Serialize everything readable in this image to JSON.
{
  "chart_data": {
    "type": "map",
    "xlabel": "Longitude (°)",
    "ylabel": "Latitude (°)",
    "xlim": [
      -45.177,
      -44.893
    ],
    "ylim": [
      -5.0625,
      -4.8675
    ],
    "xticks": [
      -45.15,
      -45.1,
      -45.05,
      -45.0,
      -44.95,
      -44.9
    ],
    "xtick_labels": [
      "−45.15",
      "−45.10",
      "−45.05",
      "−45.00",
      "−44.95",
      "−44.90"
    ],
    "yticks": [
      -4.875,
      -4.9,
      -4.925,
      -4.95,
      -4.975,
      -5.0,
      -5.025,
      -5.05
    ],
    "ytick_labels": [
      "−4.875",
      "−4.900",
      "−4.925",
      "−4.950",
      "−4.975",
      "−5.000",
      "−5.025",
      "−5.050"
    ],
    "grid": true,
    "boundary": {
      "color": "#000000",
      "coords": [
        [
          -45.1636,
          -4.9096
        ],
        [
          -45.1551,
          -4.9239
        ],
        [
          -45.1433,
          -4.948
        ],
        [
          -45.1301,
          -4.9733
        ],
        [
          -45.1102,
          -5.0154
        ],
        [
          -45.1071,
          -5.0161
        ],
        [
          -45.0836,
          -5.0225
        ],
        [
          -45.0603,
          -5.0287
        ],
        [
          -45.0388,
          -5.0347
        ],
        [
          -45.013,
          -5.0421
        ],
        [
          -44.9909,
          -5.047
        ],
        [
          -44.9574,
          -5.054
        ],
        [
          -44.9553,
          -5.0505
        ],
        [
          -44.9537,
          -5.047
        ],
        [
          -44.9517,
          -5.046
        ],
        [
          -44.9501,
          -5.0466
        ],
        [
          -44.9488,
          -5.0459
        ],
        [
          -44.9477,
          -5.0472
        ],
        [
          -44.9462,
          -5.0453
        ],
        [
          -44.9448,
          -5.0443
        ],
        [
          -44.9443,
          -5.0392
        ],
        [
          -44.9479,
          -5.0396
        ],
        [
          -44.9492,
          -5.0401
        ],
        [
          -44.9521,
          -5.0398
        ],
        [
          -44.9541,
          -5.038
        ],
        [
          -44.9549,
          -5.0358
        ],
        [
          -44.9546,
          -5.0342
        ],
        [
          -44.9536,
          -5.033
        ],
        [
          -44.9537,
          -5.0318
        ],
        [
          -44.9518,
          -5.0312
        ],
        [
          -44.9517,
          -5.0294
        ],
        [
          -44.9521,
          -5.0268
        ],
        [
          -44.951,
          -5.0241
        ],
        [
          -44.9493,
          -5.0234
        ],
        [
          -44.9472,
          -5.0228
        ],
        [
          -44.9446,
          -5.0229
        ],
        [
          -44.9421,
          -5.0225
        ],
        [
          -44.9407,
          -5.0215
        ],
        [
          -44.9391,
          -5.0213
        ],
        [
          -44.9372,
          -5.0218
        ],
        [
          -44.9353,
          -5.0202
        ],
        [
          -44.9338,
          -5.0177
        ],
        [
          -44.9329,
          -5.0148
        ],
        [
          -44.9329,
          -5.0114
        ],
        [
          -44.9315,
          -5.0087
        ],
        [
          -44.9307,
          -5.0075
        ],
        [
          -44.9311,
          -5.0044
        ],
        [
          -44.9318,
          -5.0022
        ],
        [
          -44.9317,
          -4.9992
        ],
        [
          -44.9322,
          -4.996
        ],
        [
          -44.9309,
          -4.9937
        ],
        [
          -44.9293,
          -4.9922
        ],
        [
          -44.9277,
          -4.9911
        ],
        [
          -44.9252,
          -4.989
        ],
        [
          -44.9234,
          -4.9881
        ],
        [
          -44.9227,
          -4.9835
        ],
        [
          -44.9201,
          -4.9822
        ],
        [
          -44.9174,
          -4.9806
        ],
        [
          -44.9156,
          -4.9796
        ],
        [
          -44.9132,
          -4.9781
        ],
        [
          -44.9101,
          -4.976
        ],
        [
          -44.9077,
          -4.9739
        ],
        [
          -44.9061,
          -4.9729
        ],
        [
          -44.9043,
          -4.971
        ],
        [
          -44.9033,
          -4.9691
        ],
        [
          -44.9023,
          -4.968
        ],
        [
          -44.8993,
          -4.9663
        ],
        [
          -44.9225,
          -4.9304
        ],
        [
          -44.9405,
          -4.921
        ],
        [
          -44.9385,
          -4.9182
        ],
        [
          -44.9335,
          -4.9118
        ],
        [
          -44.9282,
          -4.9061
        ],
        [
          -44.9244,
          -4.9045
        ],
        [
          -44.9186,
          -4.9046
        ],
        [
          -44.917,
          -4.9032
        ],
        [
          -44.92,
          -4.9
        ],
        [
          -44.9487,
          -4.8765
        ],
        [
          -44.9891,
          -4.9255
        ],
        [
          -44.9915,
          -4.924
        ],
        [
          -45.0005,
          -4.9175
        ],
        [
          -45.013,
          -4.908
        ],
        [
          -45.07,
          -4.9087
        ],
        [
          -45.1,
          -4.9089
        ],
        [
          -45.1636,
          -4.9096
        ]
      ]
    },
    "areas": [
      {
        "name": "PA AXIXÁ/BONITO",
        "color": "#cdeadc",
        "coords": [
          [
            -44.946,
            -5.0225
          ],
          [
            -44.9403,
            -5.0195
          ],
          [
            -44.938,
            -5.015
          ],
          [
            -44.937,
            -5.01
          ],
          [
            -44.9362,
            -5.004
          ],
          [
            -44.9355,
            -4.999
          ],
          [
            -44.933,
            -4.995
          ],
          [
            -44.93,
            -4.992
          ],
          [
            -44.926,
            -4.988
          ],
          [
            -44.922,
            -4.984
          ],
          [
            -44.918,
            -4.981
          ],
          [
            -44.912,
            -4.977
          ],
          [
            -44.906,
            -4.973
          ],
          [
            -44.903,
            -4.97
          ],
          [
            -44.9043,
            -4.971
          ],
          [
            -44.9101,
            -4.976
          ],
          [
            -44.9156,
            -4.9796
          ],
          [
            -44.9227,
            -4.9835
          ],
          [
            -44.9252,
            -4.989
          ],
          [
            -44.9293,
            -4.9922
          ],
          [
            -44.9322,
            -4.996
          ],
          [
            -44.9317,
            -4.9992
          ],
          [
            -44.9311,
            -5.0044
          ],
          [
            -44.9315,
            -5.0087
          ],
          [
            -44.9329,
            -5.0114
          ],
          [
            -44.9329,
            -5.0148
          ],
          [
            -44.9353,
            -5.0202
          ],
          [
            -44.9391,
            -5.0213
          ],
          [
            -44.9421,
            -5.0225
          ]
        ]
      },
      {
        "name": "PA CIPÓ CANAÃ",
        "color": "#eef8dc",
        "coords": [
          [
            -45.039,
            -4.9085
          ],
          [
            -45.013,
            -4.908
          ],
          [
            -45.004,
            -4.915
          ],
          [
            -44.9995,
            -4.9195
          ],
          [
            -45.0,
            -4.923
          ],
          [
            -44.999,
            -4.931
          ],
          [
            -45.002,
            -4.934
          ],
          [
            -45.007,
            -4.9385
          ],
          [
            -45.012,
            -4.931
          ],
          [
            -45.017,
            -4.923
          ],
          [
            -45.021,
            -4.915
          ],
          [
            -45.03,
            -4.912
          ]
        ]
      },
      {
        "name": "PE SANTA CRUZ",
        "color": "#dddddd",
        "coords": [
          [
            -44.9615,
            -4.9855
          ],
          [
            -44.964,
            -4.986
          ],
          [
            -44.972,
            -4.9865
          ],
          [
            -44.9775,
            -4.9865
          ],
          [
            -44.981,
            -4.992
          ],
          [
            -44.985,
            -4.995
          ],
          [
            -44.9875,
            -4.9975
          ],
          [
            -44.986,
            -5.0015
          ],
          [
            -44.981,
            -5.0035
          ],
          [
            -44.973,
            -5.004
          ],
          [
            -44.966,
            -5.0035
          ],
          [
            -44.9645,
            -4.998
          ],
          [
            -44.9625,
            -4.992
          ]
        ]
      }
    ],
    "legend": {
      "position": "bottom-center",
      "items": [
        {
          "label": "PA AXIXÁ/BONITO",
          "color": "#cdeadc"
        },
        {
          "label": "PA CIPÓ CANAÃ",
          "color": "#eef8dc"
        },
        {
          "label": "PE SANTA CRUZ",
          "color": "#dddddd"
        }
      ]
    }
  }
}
····················
**PROBLEM DESCRIPTION**
Which lines in the records above contain the string "AXIXÁ"? Copy each one.

**EXERCISE RESULT**
        "name": "PA AXIXÁ/BONITO",
          "label": "PA AXIXÁ/BONITO",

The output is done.